#### Aim of the task
Retype the material in full, keeping every word the same.

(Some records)
__________________________________________________

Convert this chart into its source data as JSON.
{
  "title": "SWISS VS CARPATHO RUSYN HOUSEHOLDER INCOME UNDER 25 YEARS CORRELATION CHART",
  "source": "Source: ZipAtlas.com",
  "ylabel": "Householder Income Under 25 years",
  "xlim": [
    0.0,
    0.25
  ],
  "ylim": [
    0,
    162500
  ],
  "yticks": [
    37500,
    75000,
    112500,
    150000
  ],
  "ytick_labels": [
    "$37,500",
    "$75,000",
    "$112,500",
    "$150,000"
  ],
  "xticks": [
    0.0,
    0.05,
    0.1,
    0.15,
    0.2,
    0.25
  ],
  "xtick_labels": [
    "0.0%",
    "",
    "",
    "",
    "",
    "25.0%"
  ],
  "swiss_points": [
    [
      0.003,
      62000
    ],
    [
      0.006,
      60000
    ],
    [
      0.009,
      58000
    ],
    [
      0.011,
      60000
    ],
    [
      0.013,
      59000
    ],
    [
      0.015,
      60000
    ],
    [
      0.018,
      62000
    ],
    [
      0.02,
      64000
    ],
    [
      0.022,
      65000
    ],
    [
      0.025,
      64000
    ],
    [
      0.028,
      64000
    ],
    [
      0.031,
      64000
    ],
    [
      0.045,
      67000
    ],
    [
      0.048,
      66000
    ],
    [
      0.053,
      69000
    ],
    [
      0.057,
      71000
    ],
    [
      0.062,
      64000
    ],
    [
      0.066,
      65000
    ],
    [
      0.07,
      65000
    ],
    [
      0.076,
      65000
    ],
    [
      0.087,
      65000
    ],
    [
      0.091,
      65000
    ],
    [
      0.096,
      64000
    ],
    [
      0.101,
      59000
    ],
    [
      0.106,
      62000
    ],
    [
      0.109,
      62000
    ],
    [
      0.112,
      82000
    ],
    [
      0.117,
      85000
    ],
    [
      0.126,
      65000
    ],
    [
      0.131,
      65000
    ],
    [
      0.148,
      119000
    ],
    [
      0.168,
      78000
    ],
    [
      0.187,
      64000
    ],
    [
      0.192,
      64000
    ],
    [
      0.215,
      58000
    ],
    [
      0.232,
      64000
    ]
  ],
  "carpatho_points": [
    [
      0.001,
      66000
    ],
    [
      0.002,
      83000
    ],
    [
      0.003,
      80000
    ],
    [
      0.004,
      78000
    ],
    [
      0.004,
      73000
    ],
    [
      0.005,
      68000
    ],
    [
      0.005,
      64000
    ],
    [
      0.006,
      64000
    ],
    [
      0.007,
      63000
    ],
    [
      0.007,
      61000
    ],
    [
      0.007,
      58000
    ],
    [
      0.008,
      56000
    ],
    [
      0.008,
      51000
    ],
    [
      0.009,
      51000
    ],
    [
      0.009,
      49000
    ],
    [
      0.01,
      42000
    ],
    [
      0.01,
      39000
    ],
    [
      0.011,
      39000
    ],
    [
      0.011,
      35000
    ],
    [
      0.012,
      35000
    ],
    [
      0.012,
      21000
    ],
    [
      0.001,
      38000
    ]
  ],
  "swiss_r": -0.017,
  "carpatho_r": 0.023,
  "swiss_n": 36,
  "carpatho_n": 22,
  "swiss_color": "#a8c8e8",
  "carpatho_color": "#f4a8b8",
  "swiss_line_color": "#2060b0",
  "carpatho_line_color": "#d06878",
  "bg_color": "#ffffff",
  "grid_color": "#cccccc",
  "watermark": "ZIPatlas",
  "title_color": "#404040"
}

__________________________________________________

#### Expected answer
Convert this chart into its source data as JSON.
{
  "title": "SWISS VS CARPATHO RUSYN HOUSEHOLDER INCOME UNDER 25 YEARS CORRELATION CHART",
  "source": "Source: ZipAtlas.com",
  "ylabel": "Householder Income Under 25 years",
  "xlim": [
    0.0,
    0.25
  ],
  "ylim": [
    0,
    162500
  ],
  "yticks": [
    37500,
    75000,
    112500,
    150000
  ],
  "ytick_labels": [
    "$37,500",
    "$75,000",
    "$112,500",
    "$150,000"
  ],
  "xticks": [
    0.0,
    0.05,
    0.1,
    0.15,
    0.2,
    0.25
  ],
  "xtick_labels": [
    "0.0%",
    "",
    "",
    "",
    "",
    "25.0%"
  ],
  "swiss_points": [
    [
      0.003,
      62000
    ],
    [
      0.006,
      60000
    ],
    [
      0.009,
      58000
    ],
    [
      0.011,
      60000
    ],
    [
      0.013,
      59000
    ],
    [
      0.015,
      60000
    ],
    [
      0.018,
      62000
    ],
    [
      0.02,
      64000
    ],
    [
      0.022,
      65000
    ],
    [
      0.025,
      64000
    ],
    [
      0.028,
      64000
    ],
    [
      0.031,
      64000
    ],
    [
      0.045,
      67000
    ],
    [
      0.048,
      66000
    ],
    [
      0.053,
      69000
    ],
    [
      0.057,
      71000
    ],
    [
      0.062,
      64000
    ],
    [
      0.066,
      65000
    ],
    [
      0.07,
      65000
    ],
    [
      0.076,
      65000
    ],
    [
      0.087,
      65000
    ],
    [
      0.091,
      65000
    ],
    [
      0.096,
      64000
    ],
    [
      0.101,
      59000
    ],
    [
      0.106,
      62000
    ],
    [
      0.109,
      62000
    ],
    [
      0.112,
      82000
    ],
    [
      0.117,
      85000
    ],
    [
      0.126,
      65000
    ],
    [
      0.131,
      65000
    ],
    [
      0.148,
      119000
    ],
    [
      0.168,
      78000
    ],
    [
      0.187,
      64000
    ],
    [
      0.192,
      64000
    ],
    [
      0.215,
      58000
    ],
    [
      0.232,
      64000
    ]
  ],
  "carpatho_points": [
    [
      0.001,
      66000
    ],
    [
      0.002,
      83000
    ],
    [
      0.003,
      80000
    ],
    [
      0.004,
      78000
    ],
    [
      0.004,
      73000
    ],
    [
      0.005,
      68000
    ],
    [
      0.005,
      64000
    ],
    [
      0.006,
      64000
    ],
    [
      0.007,
      63000
    ],
    [
      0.007,
      61000
    ],
    [
      0.007,
      58000
    ],
    [
      0.008,
      56000
    ],
    [
      0.008,
      51000
    ],
    [
      0.009,
      51000
    ],
    [
      0.009,
      49000
    ],
    [
      0.01,
      42000
    ],
    [
      0.01,
      39000
    ],
    [
      0.011,
      39000
    ],
    [
      0.011,
      35000
    ],
    [
      0.012,
      35000
    ],
    [
      0.012,
      21000
    ],
    [
      0.001,
      38000
    ]
  ],
  "swiss_r": -0.017,
  "carpatho_r": 0.023,
  "swiss_n": 36,
  "carpatho_n": 22,
  "swiss_color": "#a8c8e8",
  "carpatho_color": "#f4a8b8",
  "swiss_line_color": "#2060b0",
  "carpatho_line_color": "#d06878",
  "bg_color": "#ffffff",
  "grid_color": "#cccccc",
  "watermark": "ZIPatlas",
  "title_color": "#404040"
}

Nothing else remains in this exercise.